State how many lines of the listing contain the string "brand". Give only the number.

Layout coordinate data:
◆ ◆ ◆ ◆ ◆
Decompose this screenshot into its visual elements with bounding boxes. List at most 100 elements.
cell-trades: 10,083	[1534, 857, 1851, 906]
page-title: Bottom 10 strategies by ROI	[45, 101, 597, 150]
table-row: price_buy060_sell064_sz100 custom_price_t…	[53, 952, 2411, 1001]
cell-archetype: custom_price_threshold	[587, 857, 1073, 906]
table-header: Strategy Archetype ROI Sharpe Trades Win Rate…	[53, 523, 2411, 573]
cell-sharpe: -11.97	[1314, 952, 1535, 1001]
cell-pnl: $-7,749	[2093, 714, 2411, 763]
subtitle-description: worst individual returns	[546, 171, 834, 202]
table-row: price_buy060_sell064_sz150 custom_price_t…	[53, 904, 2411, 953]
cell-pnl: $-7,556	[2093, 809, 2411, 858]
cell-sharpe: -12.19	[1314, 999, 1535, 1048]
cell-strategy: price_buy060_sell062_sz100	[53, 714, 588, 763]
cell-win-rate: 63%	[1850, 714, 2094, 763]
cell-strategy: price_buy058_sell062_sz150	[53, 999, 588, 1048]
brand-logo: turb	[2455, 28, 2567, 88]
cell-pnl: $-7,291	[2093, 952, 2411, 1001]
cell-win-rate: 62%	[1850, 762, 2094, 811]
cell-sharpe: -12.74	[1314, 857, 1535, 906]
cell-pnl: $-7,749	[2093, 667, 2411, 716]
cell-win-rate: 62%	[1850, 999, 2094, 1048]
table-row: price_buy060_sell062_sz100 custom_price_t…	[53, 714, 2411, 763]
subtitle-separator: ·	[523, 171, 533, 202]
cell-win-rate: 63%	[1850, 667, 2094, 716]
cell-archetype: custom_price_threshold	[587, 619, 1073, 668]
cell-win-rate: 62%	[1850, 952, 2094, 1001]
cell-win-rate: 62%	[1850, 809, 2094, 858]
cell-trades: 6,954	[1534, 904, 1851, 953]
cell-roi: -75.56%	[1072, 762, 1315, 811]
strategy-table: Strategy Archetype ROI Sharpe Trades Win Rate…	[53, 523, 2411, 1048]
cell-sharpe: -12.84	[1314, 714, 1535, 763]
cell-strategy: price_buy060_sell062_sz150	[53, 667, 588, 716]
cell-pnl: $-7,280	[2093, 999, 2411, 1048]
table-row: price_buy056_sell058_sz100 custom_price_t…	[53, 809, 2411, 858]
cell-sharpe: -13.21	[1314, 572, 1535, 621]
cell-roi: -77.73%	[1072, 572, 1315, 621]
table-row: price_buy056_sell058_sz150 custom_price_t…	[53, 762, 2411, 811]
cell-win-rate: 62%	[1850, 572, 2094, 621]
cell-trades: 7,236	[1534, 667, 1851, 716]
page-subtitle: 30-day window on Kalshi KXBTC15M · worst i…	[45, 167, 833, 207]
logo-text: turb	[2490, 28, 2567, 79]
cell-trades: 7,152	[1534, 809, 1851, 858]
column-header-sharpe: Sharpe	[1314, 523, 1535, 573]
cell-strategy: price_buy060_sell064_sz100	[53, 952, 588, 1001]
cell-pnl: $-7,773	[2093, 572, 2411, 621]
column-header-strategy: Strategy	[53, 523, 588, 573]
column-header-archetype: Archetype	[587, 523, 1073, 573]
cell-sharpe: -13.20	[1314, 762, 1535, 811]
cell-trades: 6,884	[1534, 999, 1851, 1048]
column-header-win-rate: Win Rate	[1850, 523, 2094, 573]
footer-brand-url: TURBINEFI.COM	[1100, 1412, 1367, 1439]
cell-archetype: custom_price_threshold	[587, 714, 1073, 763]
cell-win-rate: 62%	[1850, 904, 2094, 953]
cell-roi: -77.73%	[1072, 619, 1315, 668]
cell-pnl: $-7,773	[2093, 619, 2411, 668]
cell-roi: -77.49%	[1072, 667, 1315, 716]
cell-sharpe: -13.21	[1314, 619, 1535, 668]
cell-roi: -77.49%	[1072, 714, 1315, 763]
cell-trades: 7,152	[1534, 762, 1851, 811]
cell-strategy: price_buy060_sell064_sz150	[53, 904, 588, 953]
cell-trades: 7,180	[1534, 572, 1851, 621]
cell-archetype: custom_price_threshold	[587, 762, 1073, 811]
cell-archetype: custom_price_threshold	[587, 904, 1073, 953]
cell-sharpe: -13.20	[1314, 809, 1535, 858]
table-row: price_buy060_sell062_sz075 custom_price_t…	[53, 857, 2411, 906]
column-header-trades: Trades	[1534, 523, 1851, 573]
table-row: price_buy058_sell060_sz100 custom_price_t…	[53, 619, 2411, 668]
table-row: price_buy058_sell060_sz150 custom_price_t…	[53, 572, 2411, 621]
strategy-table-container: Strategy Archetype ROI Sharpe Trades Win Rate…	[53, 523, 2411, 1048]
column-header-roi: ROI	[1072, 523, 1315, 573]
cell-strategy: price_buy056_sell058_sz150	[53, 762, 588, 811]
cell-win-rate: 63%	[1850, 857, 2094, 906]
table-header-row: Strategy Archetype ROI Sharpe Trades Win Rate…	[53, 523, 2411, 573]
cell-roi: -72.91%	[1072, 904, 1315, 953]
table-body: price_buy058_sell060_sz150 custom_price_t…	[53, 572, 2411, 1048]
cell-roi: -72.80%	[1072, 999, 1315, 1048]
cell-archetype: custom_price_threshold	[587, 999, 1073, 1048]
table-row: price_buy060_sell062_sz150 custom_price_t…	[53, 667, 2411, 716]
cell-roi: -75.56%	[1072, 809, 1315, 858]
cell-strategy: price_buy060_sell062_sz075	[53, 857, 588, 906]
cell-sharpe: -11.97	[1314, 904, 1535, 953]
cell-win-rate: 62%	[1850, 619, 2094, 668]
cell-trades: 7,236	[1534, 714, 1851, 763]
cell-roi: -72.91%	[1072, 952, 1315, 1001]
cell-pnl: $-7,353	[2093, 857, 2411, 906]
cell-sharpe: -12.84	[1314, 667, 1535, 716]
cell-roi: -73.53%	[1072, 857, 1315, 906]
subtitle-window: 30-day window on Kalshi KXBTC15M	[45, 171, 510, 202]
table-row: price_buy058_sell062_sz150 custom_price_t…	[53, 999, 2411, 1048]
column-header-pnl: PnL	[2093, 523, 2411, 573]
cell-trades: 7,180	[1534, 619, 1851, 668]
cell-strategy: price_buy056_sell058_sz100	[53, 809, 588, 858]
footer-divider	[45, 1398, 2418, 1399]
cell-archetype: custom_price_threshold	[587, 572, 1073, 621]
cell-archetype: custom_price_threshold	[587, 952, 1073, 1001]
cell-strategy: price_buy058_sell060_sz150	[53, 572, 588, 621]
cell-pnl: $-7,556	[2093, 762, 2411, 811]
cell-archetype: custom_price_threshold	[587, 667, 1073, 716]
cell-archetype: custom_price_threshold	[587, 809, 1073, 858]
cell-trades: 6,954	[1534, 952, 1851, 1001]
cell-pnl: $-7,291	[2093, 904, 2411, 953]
◆ ◆ ◆ ◆ ◆
*SOLUTION TO THIS PROBLEM*:
2